→ **EXERCISE DIRECTIONS**: Select lines where the word "frac" appears.

→ **THE RECORDS**:
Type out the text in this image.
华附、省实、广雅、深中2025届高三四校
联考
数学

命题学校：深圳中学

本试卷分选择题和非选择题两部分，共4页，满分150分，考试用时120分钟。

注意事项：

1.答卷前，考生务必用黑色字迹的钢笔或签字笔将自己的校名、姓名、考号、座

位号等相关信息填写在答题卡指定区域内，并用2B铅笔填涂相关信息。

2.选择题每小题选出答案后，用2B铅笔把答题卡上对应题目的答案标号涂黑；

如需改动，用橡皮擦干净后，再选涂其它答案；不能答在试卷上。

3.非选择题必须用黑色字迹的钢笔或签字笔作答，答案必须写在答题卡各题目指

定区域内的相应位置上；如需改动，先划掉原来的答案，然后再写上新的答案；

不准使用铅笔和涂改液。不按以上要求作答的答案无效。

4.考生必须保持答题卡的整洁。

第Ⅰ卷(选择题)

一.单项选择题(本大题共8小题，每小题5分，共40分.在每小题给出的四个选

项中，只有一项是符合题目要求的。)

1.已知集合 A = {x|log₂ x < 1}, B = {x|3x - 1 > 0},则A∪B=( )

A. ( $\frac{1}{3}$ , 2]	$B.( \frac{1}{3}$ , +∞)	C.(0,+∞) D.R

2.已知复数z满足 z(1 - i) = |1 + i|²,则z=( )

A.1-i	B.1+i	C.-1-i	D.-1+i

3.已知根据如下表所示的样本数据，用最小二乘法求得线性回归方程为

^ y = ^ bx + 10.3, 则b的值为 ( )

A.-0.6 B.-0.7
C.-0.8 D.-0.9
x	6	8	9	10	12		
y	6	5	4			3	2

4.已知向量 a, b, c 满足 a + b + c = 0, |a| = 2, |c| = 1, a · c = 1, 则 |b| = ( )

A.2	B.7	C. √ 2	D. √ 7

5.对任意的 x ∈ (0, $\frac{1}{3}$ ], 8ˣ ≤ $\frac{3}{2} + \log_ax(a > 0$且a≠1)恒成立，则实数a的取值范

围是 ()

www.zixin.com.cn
...
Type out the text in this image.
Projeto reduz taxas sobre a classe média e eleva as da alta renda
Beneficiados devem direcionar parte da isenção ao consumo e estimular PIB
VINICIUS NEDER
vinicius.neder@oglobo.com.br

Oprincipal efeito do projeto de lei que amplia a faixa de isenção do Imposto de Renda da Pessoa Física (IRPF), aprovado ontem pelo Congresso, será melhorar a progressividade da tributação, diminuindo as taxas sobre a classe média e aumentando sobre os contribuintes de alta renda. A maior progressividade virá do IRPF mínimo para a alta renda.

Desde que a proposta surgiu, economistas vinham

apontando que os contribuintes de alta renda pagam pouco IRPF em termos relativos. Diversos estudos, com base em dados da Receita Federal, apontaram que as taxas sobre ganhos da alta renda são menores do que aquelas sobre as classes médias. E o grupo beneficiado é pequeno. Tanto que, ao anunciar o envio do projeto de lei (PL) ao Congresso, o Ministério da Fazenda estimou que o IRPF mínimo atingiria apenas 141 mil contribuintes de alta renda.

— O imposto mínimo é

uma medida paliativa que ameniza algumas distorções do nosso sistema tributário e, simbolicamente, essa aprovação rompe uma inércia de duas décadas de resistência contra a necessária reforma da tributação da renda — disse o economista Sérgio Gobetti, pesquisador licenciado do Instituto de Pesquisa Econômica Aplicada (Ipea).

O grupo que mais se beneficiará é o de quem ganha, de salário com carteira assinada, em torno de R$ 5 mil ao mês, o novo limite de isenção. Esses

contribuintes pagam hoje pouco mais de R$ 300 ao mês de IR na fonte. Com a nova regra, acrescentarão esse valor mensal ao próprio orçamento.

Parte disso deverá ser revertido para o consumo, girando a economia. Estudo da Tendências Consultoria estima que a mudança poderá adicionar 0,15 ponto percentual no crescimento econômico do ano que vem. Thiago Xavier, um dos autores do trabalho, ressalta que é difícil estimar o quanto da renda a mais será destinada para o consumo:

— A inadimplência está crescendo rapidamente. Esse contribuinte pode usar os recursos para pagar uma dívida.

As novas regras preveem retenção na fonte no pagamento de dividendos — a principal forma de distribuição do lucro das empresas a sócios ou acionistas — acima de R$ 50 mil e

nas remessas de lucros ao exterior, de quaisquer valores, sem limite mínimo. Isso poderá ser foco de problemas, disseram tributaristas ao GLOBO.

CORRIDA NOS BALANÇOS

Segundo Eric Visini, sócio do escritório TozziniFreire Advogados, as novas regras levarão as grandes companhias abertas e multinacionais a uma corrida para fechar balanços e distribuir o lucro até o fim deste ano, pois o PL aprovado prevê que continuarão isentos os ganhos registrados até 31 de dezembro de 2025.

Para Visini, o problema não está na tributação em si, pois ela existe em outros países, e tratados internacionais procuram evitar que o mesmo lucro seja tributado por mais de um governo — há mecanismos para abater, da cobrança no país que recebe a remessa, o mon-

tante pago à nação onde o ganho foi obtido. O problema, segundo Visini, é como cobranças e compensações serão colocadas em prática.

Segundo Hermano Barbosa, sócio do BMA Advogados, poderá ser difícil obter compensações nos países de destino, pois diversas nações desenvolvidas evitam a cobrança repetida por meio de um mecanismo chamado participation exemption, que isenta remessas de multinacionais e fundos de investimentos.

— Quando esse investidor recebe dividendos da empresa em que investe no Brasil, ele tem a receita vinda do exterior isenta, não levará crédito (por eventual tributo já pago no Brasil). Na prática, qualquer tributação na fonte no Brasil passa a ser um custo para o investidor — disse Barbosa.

→ **WRITTEN ANSWER**:
A. ( $\frac{1}{3}$ , 2]	$B.( \frac{1}{3}$ , +∞)	C.(0,+∞) D.R
5.对任意的 x ∈ (0, $\frac{1}{3}$ ], 8ˣ ≤ $\frac{3}{2} + \log_ax(a > 0$且a≠1)恒成立，则实数a的取值范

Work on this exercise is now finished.